Write each line exactly as it stands, from the line containing "Give me the" through the end of the data.

[Stored data]
* * * * * * * * *

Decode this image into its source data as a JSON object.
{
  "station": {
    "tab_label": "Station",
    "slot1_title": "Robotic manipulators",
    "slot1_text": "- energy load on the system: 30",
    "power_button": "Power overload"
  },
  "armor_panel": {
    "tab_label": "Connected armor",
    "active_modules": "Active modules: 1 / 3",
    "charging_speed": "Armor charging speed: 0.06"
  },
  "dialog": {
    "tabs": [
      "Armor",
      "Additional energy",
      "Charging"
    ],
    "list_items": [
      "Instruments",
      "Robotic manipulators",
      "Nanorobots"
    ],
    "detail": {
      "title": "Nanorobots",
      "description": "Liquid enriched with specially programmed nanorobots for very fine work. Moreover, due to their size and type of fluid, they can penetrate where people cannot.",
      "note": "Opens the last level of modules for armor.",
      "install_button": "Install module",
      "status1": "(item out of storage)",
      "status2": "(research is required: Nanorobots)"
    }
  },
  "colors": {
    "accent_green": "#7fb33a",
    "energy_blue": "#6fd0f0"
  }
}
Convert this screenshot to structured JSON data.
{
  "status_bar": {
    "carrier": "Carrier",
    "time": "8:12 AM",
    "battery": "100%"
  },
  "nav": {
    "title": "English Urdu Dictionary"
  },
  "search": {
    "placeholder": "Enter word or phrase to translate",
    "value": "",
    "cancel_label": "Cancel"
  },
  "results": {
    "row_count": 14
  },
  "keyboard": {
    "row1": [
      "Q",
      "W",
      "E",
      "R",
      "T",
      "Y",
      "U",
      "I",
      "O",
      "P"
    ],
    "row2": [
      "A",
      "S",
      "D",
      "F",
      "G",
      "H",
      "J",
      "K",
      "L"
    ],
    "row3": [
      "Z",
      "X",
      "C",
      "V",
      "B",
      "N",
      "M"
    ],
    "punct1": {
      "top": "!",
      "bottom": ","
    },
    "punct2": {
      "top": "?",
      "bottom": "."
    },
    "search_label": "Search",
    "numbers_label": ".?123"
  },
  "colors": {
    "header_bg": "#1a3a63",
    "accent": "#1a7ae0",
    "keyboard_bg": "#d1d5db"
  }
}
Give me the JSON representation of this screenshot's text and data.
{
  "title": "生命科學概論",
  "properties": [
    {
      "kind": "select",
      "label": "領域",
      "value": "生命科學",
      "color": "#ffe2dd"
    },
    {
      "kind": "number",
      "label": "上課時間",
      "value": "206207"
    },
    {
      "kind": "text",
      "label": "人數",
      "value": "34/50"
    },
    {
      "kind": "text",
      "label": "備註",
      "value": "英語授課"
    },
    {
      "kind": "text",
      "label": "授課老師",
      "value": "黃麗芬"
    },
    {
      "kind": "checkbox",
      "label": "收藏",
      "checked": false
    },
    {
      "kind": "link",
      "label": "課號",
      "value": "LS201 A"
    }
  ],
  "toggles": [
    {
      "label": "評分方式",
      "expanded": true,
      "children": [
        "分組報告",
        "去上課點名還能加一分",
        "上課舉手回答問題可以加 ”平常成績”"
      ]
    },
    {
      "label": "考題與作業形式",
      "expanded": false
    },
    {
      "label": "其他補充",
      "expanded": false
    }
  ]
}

* * * * * * * * *

_THE RESULT_
Give me the JSON representation of this screenshot's text and data.
{
  "title": "生命科學概論",
  "properties": [
    {
      "kind": "select",
      "label": "領域",
      "value": "生命科學",
      "color": "#ffe2dd"
    },
    {
      "kind": "number",
      "label": "上課時間",
      "value": "206207"
    },
    {
      "kind": "text",
      "label": "人數",
      "value": "34/50"
    },
    {
      "kind": "text",
      "label": "備註",
      "value": "英語授課"
    },
    {
      "kind": "text",
      "label": "授課老師",
      "value": "黃麗芬"
    },
    {
      "kind": "checkbox",
      "label": "收藏",
      "checked": false
    },
    {
      "kind": "link",
      "label": "課號",
      "value": "LS201 A"
    }
  ],
  "toggles": [
    {
      "label": "評分方式",
      "expanded": true,
      "children": [
        "分組報告",
        "去上課點名還能加一分",
        "上課舉手回答問題可以加 ”平常成績”"
      ]
    },
    {
      "label": "考題與作業形式",
      "expanded": false
    },
    {
      "label": "其他補充",
      "expanded": false
    }
  ]
}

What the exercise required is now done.